Repeat the lines of the records below verbatim, starting at the line containing "undo-button[interactable] bbox=[384, 96, 418, 126]" and ending at the line containing "decrease-indent-button[interactable] bbox=[347, 146, 381, 176]", including both of those lines.

** Begin Data shown **

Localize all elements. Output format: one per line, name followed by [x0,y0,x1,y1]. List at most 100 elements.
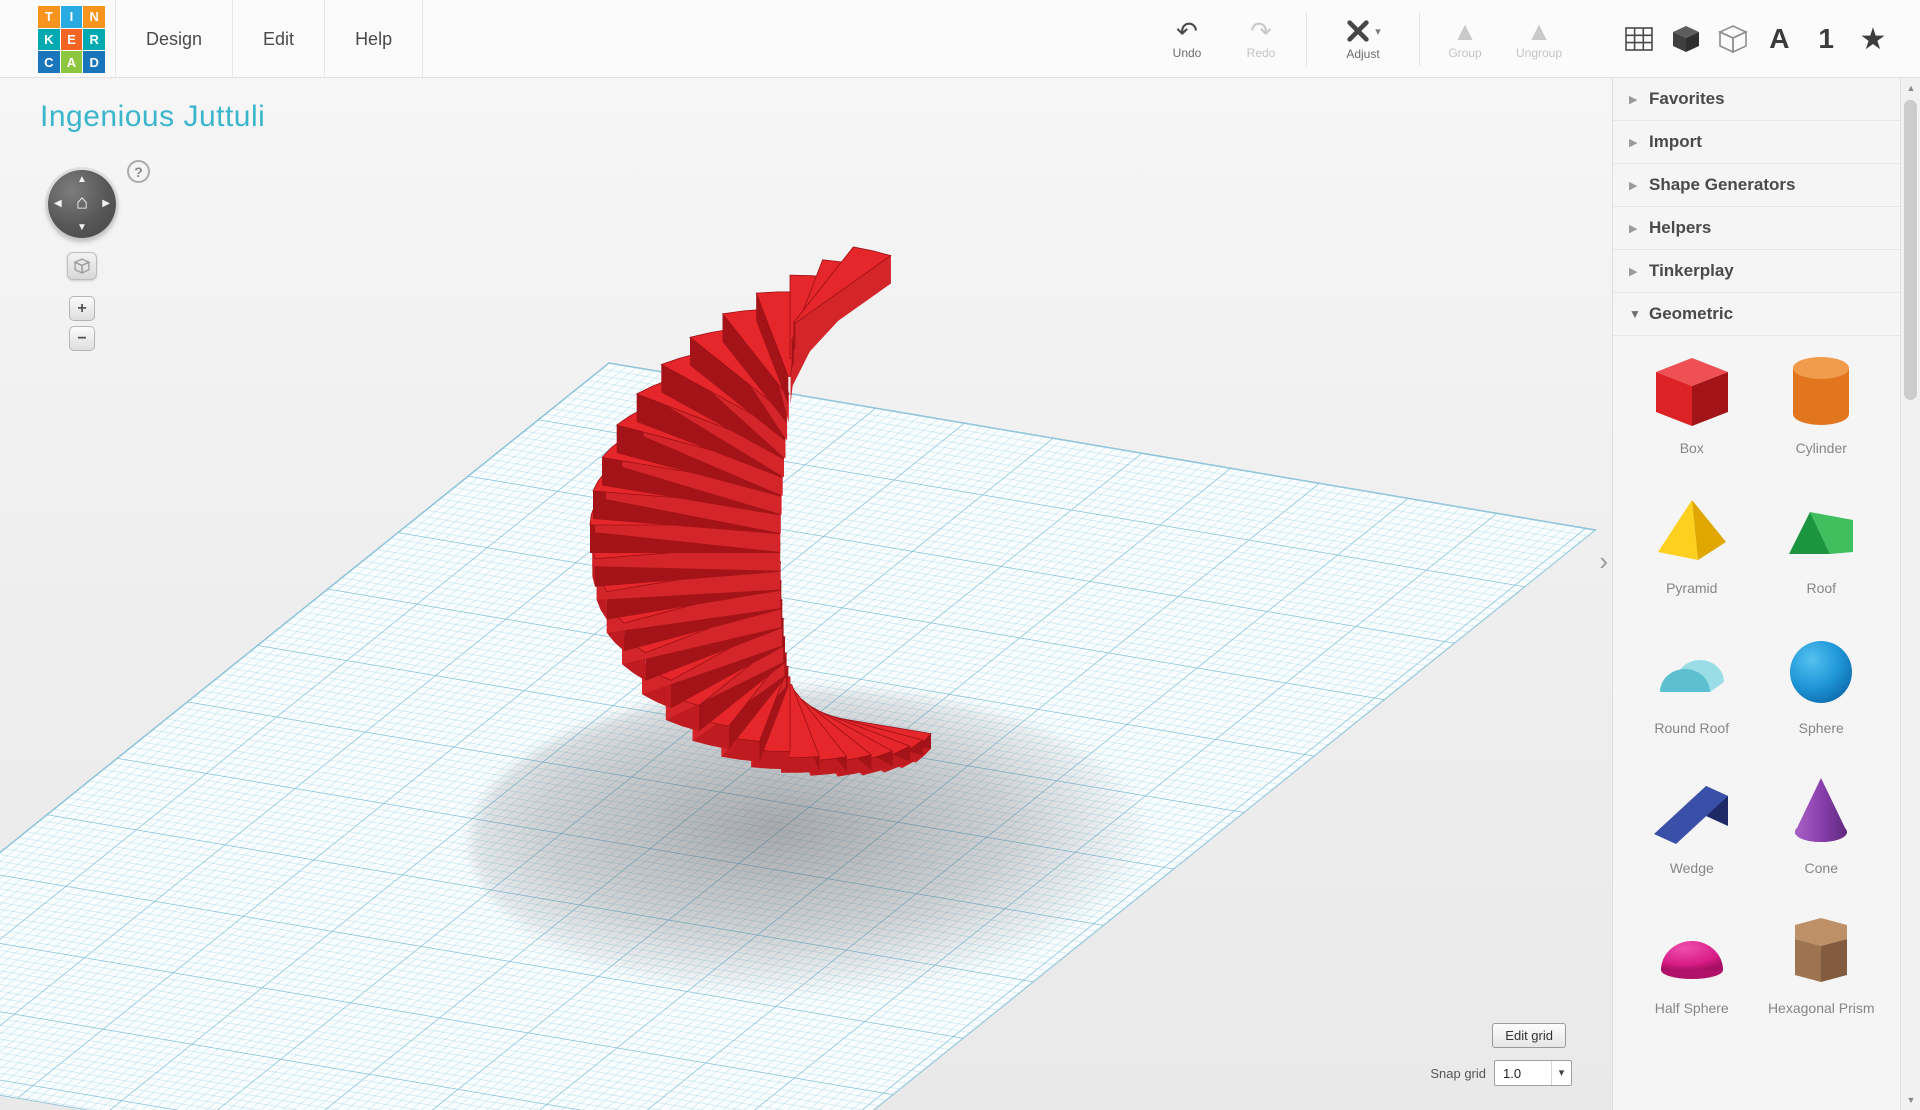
logo-tile: E [60,28,83,51]
rotate-left-icon[interactable]: ◀ [54,199,62,209]
view-cube-icon [74,258,90,274]
shape-wedge[interactable]: Wedge [1627,770,1757,876]
shape-pyramid[interactable]: Pyramid [1627,490,1757,596]
shape-label: Round Roof [1654,720,1730,736]
adjust-button[interactable]: ▾ Adjust [1315,0,1411,78]
cone-icon [1795,778,1848,842]
scroll-up-icon[interactable]: ▲ [1901,78,1920,98]
zoom-in-button[interactable]: + [69,296,95,321]
adjust-label: Adjust [1346,47,1380,61]
logo-tile: C [38,51,60,73]
group-icon: ▲ [1452,16,1478,46]
wedge-icon [1653,786,1728,844]
round-roof-icon [1659,660,1724,692]
ungroup-icon: ▲ [1526,16,1552,46]
group-button[interactable]: ▲ Group [1428,0,1502,78]
shape-roof[interactable]: Roof [1757,490,1887,596]
sidebar-collapse-handle[interactable]: › [1599,546,1608,577]
menu-design[interactable]: Design [116,0,234,78]
chevron-right-icon: ▶ [1629,265,1638,278]
rotate-right-icon[interactable]: ▶ [102,199,110,209]
shape-cylinder[interactable]: Cylinder [1757,350,1887,456]
group-label: Group [1448,46,1482,60]
logo-tile: D [83,51,105,73]
tinkercad-logo[interactable]: T I N K E R C A D [38,6,105,73]
adjust-dropdown-caret-icon: ▾ [1375,25,1381,38]
shape-cone[interactable]: Cone [1757,770,1887,876]
design-title: Ingenious Juttuli [40,100,266,133]
chevron-down-icon: ▼ [1629,307,1641,321]
sphere-icon [1790,641,1853,703]
sidebar-section-import[interactable]: ▶ Import [1613,121,1900,164]
snap-grid-select[interactable]: 1.0 ▾ [1494,1060,1572,1086]
chevron-right-icon: ▶ [1629,136,1638,149]
view-navigation-ball[interactable]: ▲ ▼ ◀ ▶ ⌂ [48,170,116,238]
dropdown-caret-icon: ▾ [1551,1061,1571,1085]
shape-hexagonal-prism[interactable]: Hexagonal Prism [1757,910,1887,1016]
tinkercad-app: T I N K E R C A D Design Edit Help ↶ Und… [0,0,1920,1110]
wireframe-view-cube-icon[interactable] [1714,19,1752,59]
shape-label: Pyramid [1666,580,1718,596]
menu-edit[interactable]: Edit [233,0,326,78]
sidebar-section-favorites[interactable]: ▶ Favorites [1613,78,1900,121]
shape-label: Half Sphere [1654,1000,1729,1016]
redo-button[interactable]: ↷ Redo [1224,0,1298,78]
number-icon[interactable]: 1 [1807,19,1845,59]
logo-tile: K [38,28,60,51]
solid-view-cube-icon[interactable] [1667,19,1705,59]
roof-icon [1789,512,1854,554]
shapes-sidebar: ▶ Favorites ▶ Import ▶ Shape Generators … [1612,78,1900,1110]
toolbar-separator [1306,12,1307,66]
shape-round-roof[interactable]: Round Roof [1627,630,1757,736]
favorites-star-icon[interactable]: ★ [1854,19,1892,59]
shape-label: Cylinder [1795,440,1847,456]
sidebar-section-geometric[interactable]: ▼ Geometric [1613,293,1900,336]
geometric-shapes-grid: Box Cylinder Pyramid Roof Round Roof Sph… [1613,336,1900,1016]
undo-label: Undo [1172,46,1202,60]
logo-tile: T [38,6,60,28]
shape-label: Box [1679,440,1704,456]
sidebar-section-helpers[interactable]: ▶ Helpers [1613,207,1900,250]
shape-half-sphere[interactable]: Half Sphere [1627,910,1757,1016]
box-icon [1655,358,1728,426]
section-label: Helpers [1649,218,1712,237]
redo-icon: ↷ [1250,16,1272,46]
section-label: Favorites [1649,89,1725,108]
pyramid-icon [1657,500,1726,560]
shape-label: Sphere [1798,720,1844,736]
snap-grid-label: Snap grid [1430,1065,1486,1081]
design-canvas[interactable]: Ingenious Juttuli ? ▲ ▼ ◀ ▶ ⌂ + − › Edit… [0,78,1612,1110]
sidebar-scrollbar[interactable]: ▲ ▼ [1900,78,1920,1110]
shape-label: Roof [1806,580,1837,596]
chevron-right-icon: ▶ [1629,179,1638,192]
edit-grid-button[interactable]: Edit grid [1492,1023,1566,1048]
help-button[interactable]: ? [127,160,150,183]
text-letter-icon[interactable]: A [1760,19,1798,59]
sidebar-section-shape-generators[interactable]: ▶ Shape Generators [1613,164,1900,207]
scroll-down-icon[interactable]: ▼ [1901,1090,1920,1110]
workplane-grid-icon[interactable] [1620,19,1658,59]
orthographic-view-button[interactable] [67,252,97,280]
menu-help[interactable]: Help [325,0,424,78]
undo-button[interactable]: ↶ Undo [1150,0,1224,78]
shape-label: Cone [1804,860,1838,876]
scrollbar-thumb[interactable] [1904,100,1917,400]
sidebar-section-tinkerplay[interactable]: ▶ Tinkerplay [1613,250,1900,293]
ungroup-button[interactable]: ▲ Ungroup [1502,0,1576,78]
chevron-right-icon: ▶ [1629,93,1638,106]
section-label: Import [1649,132,1702,151]
section-label: Tinkerplay [1649,261,1734,280]
shape-sphere[interactable]: Sphere [1757,630,1887,736]
spiral-staircase-model[interactable] [0,78,1612,1110]
rotate-up-icon[interactable]: ▲ [77,175,87,185]
rotate-down-icon[interactable]: ▼ [77,223,87,233]
half-sphere-icon [1660,941,1723,979]
section-label: Geometric [1649,304,1734,323]
view-toolbar: A 1 ★ [1620,0,1892,78]
shape-box[interactable]: Box [1627,350,1757,456]
zoom-out-button[interactable]: − [69,326,95,351]
home-view-icon[interactable]: ⌂ [76,192,88,215]
shape-label: Wedge [1669,860,1714,876]
edit-toolbar: ↶ Undo ↷ Redo ▾ Adjust ▲ Group ▲ Ungroup [1150,0,1576,78]
chevron-right-icon: ▶ [1629,222,1638,235]
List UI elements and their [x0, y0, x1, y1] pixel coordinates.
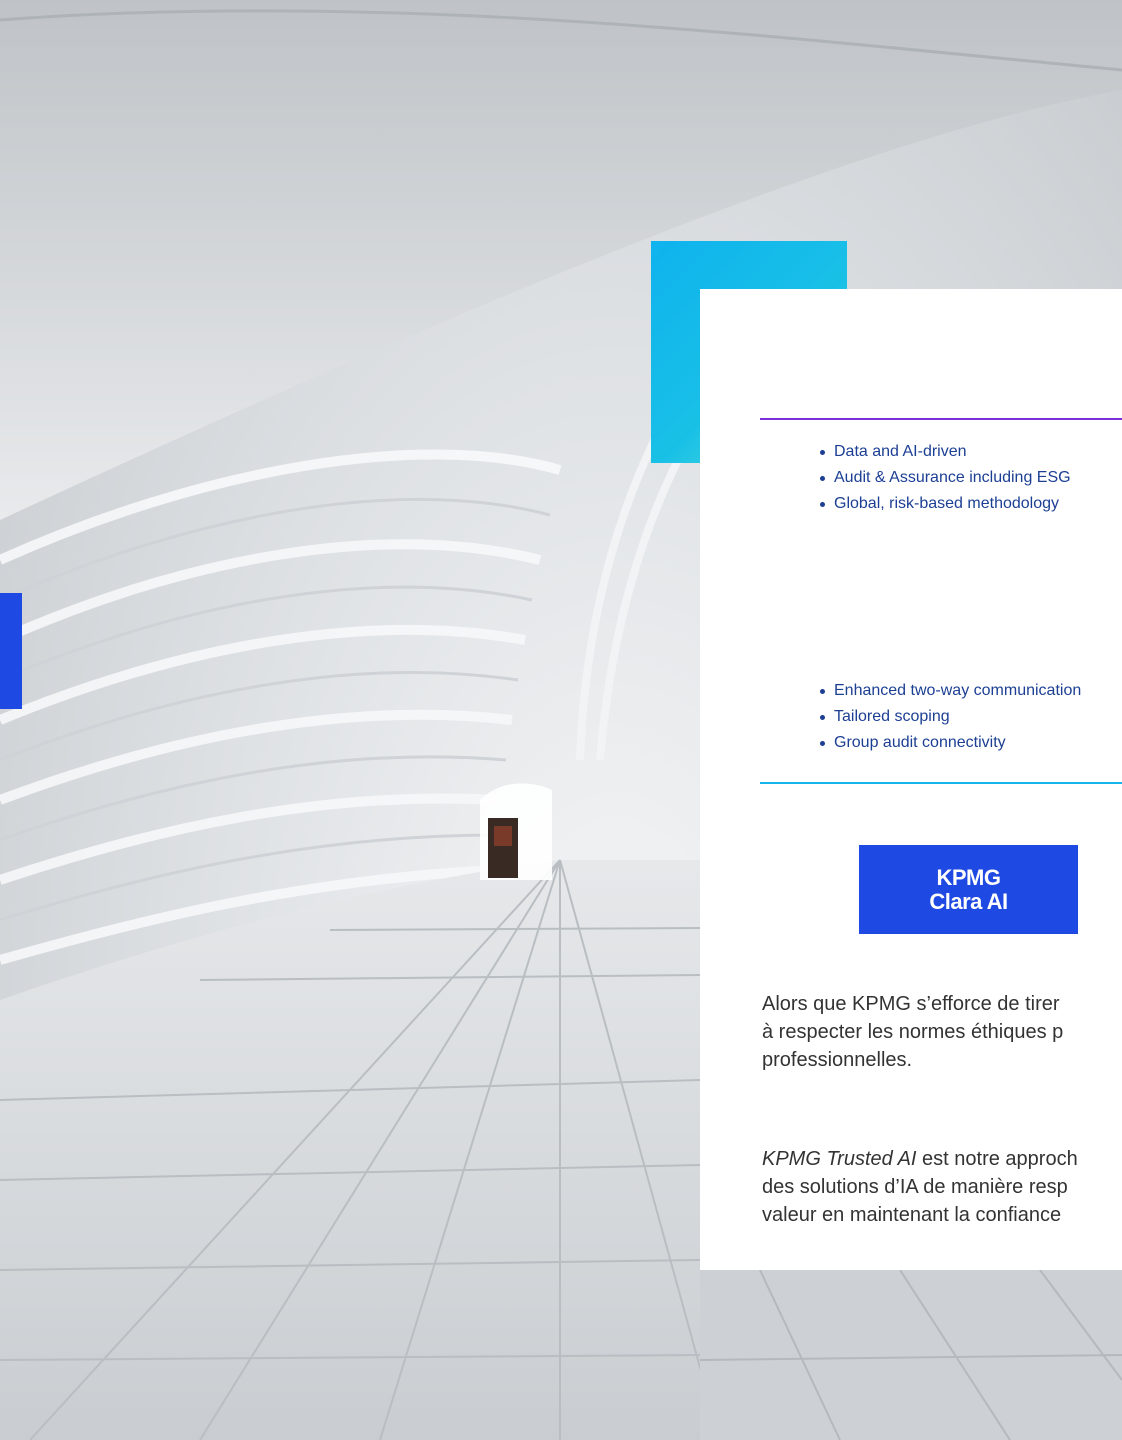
badge-line-1: KPMG	[936, 864, 1002, 890]
kpmg-clara-ai-badge: KPMG Clara AI	[859, 845, 1078, 934]
blue-side-tab	[0, 593, 22, 709]
purple-divider	[760, 418, 1122, 420]
paragraph-line: valeur en maintenant la confiance	[762, 1204, 1062, 1226]
content-panel	[700, 289, 1122, 1270]
list-item: Global, risk-based methodology	[818, 491, 1071, 517]
list-item: Tailored scoping	[818, 704, 1081, 730]
list-item: Data and AI-driven	[818, 439, 1071, 465]
paragraph-line: KPMG Trusted AI est notre approch	[762, 1145, 1122, 1173]
intro-paragraph: Alors que KPMG s’efforce de tirer à resp…	[762, 990, 1122, 1074]
trusted-ai-paragraph: KPMG Trusted AI est notre approch des so…	[762, 1145, 1122, 1229]
trusted-ai-term: KPMG Trusted AI	[762, 1148, 917, 1170]
badge-line-2: Clara AI	[929, 888, 1008, 914]
paragraph-line: à respecter les normes éthiques p	[762, 1021, 1064, 1043]
list-item: Enhanced two-way communication	[818, 678, 1081, 704]
paragraph-line: des solutions d’IA de manière resp	[762, 1176, 1068, 1198]
feature-list-primary: Data and AI-driven Audit & Assurance inc…	[818, 439, 1071, 517]
list-item: Audit & Assurance including ESG	[818, 465, 1071, 491]
paragraph-line: professionnelles.	[762, 1049, 913, 1071]
feature-list-secondary: Enhanced two-way communication Tailored …	[818, 678, 1081, 756]
paragraph-line: Alors que KPMG s’efforce de tirer	[762, 993, 1060, 1015]
list-item: Group audit connectivity	[818, 730, 1081, 756]
paragraph-line-rest: est notre approch	[916, 1148, 1078, 1170]
cyan-divider	[760, 782, 1122, 784]
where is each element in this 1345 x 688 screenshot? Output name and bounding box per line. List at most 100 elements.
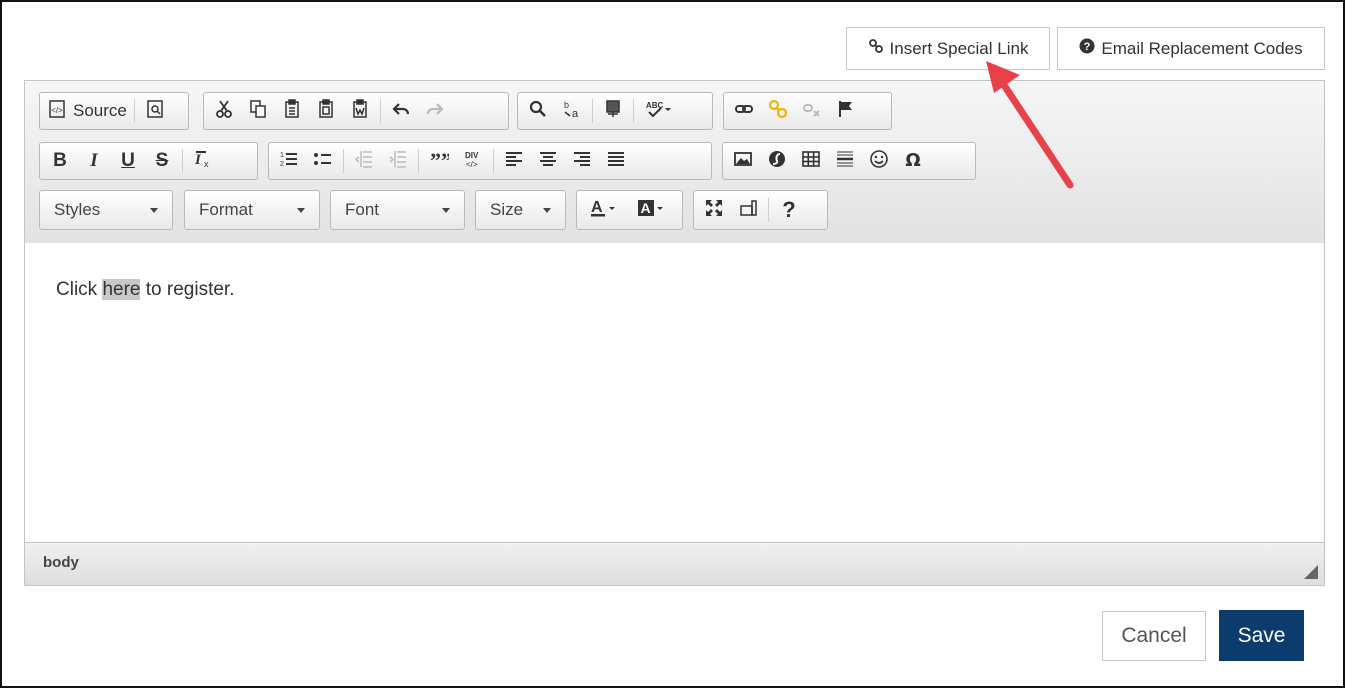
undo-button[interactable] bbox=[384, 96, 418, 126]
styles-label: Styles bbox=[54, 200, 101, 219]
quote-icon: ”” bbox=[429, 148, 452, 174]
question-circle-icon: ? bbox=[1079, 38, 1095, 59]
find-button[interactable] bbox=[521, 96, 555, 126]
source-label: Source bbox=[73, 101, 127, 120]
underline-button[interactable]: U bbox=[111, 146, 145, 176]
cancel-button[interactable]: Cancel bbox=[1102, 611, 1206, 661]
horizontal-rule-icon bbox=[835, 149, 855, 174]
insert-group: Ω bbox=[722, 142, 976, 180]
separator bbox=[133, 99, 135, 123]
preview-button[interactable] bbox=[138, 96, 172, 126]
underline-label: U bbox=[121, 150, 135, 171]
font-label: Font bbox=[345, 200, 380, 219]
email-replacement-codes-button[interactable]: ? Email Replacement Codes bbox=[1057, 27, 1325, 70]
paste-word-button[interactable] bbox=[343, 96, 377, 126]
decrease-indent-button[interactable] bbox=[347, 146, 381, 176]
align-right-icon bbox=[572, 149, 592, 174]
image-button[interactable] bbox=[726, 146, 760, 176]
cut-button[interactable] bbox=[207, 96, 241, 126]
content-text-before: Click bbox=[56, 279, 103, 300]
svg-text:2: 2 bbox=[280, 161, 284, 168]
blockquote-button[interactable]: ”” bbox=[422, 146, 456, 176]
smiley-icon bbox=[869, 149, 889, 174]
special-char-button[interactable]: Ω bbox=[896, 146, 930, 176]
svg-text:I: I bbox=[194, 152, 202, 168]
align-left-icon bbox=[504, 149, 524, 174]
rich-text-editor: </> Source ba ABC B I U S I x 1 2 ” DIV … bbox=[24, 80, 1325, 586]
unlink-button[interactable] bbox=[795, 96, 829, 126]
link-button[interactable] bbox=[727, 96, 761, 126]
help-button[interactable]: ? bbox=[772, 195, 806, 225]
svg-text:DIV: DIV bbox=[465, 151, 479, 160]
paste-text-button[interactable] bbox=[309, 96, 343, 126]
chain-link-icon bbox=[734, 99, 754, 124]
source-button[interactable]: </> Source bbox=[43, 96, 131, 126]
flash-icon bbox=[767, 149, 787, 174]
editor-content-area[interactable]: Click here to register. bbox=[25, 243, 1324, 543]
table-button[interactable] bbox=[794, 146, 828, 176]
clipboard-icon bbox=[282, 98, 302, 124]
help-label: ? bbox=[782, 197, 796, 222]
smiley-button[interactable] bbox=[862, 146, 896, 176]
align-center-button[interactable] bbox=[531, 146, 565, 176]
select-all-icon bbox=[603, 99, 623, 124]
justify-button[interactable] bbox=[599, 146, 633, 176]
format-label: Format bbox=[199, 200, 253, 219]
unlink-icon bbox=[802, 99, 822, 124]
element-path[interactable]: body bbox=[43, 554, 79, 571]
svg-text:x: x bbox=[204, 159, 209, 169]
horizontal-rule-button[interactable] bbox=[828, 146, 862, 176]
svg-text:1: 1 bbox=[280, 152, 284, 159]
selected-link-text[interactable]: here bbox=[102, 279, 141, 300]
paragraph-group: 12 ”” DIV</> bbox=[268, 142, 712, 180]
remove-format-button[interactable]: Ix bbox=[186, 146, 220, 176]
justify-icon bbox=[606, 149, 626, 174]
link-icon bbox=[868, 38, 884, 59]
redo-icon bbox=[425, 99, 445, 124]
svg-text:Ω: Ω bbox=[905, 150, 920, 169]
document-group: </> Source bbox=[39, 92, 189, 130]
bold-button[interactable]: B bbox=[43, 146, 77, 176]
special-link-button[interactable] bbox=[761, 96, 795, 126]
source-icon: </> bbox=[47, 99, 67, 124]
save-button[interactable]: Save bbox=[1219, 610, 1304, 661]
editing-group: ba ABC bbox=[517, 92, 713, 130]
show-blocks-button[interactable] bbox=[731, 195, 765, 225]
styles-dropdown[interactable]: Styles bbox=[39, 190, 173, 230]
select-all-button[interactable] bbox=[596, 96, 630, 126]
italic-button[interactable]: I bbox=[77, 146, 111, 176]
caret-down-icon bbox=[442, 207, 450, 213]
content-paragraph: Click here to register. bbox=[56, 279, 234, 301]
outdent-icon bbox=[354, 149, 374, 174]
clipboard-group bbox=[203, 92, 509, 130]
font-dropdown[interactable]: Font bbox=[330, 190, 465, 230]
separator bbox=[182, 149, 183, 173]
div-container-button[interactable]: DIV </> bbox=[456, 146, 490, 176]
paste-button[interactable] bbox=[275, 96, 309, 126]
resize-handle-icon[interactable] bbox=[1304, 565, 1318, 579]
undo-icon bbox=[391, 99, 411, 124]
flash-button[interactable] bbox=[760, 146, 794, 176]
replace-button[interactable]: ba bbox=[555, 96, 589, 126]
size-dropdown[interactable]: Size bbox=[475, 190, 566, 230]
show-blocks-icon bbox=[738, 198, 758, 223]
strikethrough-button[interactable]: S bbox=[145, 146, 179, 176]
text-color-button[interactable]: A bbox=[580, 195, 628, 225]
format-dropdown[interactable]: Format bbox=[184, 190, 320, 230]
spellcheck-button[interactable]: ABC bbox=[637, 96, 681, 126]
text-color-icon: A bbox=[589, 198, 619, 223]
separator bbox=[380, 99, 381, 123]
numbered-list-button[interactable]: 12 bbox=[272, 146, 306, 176]
image-icon bbox=[733, 149, 753, 174]
redo-button[interactable] bbox=[418, 96, 452, 126]
background-color-button[interactable]: A bbox=[628, 195, 676, 225]
anchor-button[interactable] bbox=[829, 96, 863, 126]
increase-indent-button[interactable] bbox=[381, 146, 415, 176]
svg-text:””: ”” bbox=[430, 149, 449, 169]
bulleted-list-button[interactable] bbox=[306, 146, 340, 176]
align-right-button[interactable] bbox=[565, 146, 599, 176]
copy-button[interactable] bbox=[241, 96, 275, 126]
align-left-button[interactable] bbox=[497, 146, 531, 176]
align-center-icon bbox=[538, 149, 558, 174]
maximize-button[interactable] bbox=[697, 195, 731, 225]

** End Data shown **

### Result
undo-button[interactable] bbox=[384, 96, 418, 126]
styles-label: Styles bbox=[54, 200, 101, 219]
quote-icon: ”” bbox=[429, 148, 452, 174]
question-circle-icon: ? bbox=[1079, 38, 1095, 59]
find-button[interactable] bbox=[521, 96, 555, 126]
source-label: Source bbox=[73, 101, 127, 120]
underline-button[interactable]: U bbox=[111, 146, 145, 176]
cancel-button[interactable]: Cancel bbox=[1102, 611, 1206, 661]
horizontal-rule-icon bbox=[835, 149, 855, 174]
insert-group: Ω bbox=[722, 142, 976, 180]
separator bbox=[133, 99, 135, 123]
preview-button[interactable] bbox=[138, 96, 172, 126]
underline-label: U bbox=[121, 150, 135, 171]
font-label: Font bbox=[345, 200, 380, 219]
email-replacement-codes-button[interactable]: ? Email Replacement Codes bbox=[1057, 27, 1325, 70]
paste-word-button[interactable] bbox=[343, 96, 377, 126]
decrease-indent-button[interactable] bbox=[347, 146, 381, 176]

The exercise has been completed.